● **THE PROBLEM**
Wherever the word "parent" shows up in a line, please copy that line.

● **THE RECORDS**
= = = =

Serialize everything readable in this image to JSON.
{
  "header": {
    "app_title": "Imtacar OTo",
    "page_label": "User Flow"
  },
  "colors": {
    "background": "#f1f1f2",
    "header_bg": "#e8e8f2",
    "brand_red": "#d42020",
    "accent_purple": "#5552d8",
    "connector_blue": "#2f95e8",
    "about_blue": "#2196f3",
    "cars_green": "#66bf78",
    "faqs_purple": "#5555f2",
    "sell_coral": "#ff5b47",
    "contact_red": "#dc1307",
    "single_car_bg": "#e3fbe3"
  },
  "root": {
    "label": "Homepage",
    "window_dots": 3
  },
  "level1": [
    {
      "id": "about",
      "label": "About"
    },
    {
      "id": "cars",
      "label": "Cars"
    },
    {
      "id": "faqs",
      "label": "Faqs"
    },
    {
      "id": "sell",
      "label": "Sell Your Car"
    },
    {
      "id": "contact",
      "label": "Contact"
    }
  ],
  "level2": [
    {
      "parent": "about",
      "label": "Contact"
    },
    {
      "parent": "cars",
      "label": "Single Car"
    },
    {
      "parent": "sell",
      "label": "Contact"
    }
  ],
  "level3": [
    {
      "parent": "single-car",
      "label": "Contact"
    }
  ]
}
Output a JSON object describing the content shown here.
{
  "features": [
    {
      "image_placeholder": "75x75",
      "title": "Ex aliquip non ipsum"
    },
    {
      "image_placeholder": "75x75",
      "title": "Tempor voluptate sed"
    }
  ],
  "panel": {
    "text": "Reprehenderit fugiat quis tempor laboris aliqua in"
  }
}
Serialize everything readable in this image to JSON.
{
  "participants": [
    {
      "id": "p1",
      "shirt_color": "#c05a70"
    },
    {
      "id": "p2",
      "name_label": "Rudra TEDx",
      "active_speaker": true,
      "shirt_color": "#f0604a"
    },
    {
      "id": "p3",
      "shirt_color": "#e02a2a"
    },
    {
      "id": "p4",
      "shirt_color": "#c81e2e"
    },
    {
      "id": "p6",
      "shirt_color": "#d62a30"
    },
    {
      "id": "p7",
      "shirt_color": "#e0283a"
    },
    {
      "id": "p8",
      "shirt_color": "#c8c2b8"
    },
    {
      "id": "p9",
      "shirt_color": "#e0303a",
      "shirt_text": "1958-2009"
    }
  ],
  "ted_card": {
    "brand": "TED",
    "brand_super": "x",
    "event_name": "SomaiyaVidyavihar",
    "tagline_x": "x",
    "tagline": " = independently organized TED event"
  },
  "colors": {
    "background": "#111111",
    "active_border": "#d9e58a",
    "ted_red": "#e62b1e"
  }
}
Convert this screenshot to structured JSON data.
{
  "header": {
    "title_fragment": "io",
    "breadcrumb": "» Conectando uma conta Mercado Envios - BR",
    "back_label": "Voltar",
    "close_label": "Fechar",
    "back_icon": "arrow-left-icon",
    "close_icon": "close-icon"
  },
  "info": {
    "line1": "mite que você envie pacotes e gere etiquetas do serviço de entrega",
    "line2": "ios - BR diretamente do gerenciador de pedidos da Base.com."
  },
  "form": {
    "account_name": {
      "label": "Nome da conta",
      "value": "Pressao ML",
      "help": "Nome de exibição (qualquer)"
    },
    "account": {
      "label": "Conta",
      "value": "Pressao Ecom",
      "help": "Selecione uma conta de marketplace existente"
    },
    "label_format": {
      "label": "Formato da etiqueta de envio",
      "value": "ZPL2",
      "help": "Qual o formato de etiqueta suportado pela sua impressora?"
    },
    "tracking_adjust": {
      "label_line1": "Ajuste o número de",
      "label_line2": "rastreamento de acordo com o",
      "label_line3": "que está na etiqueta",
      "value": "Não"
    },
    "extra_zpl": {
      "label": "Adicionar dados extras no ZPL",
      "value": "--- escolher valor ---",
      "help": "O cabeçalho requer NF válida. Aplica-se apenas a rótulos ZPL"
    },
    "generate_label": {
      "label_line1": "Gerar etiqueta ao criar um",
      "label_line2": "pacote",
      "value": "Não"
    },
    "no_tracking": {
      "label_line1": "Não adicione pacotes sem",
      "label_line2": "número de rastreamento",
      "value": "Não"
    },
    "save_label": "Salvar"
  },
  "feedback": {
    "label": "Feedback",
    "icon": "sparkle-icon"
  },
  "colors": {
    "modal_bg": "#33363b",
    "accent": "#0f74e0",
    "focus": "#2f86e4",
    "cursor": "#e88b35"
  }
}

= = = =

● **COMPLETED EXERCISE**
      "parent": "about",
      "parent": "cars",
      "parent": "sell",
      "parent": "single-car",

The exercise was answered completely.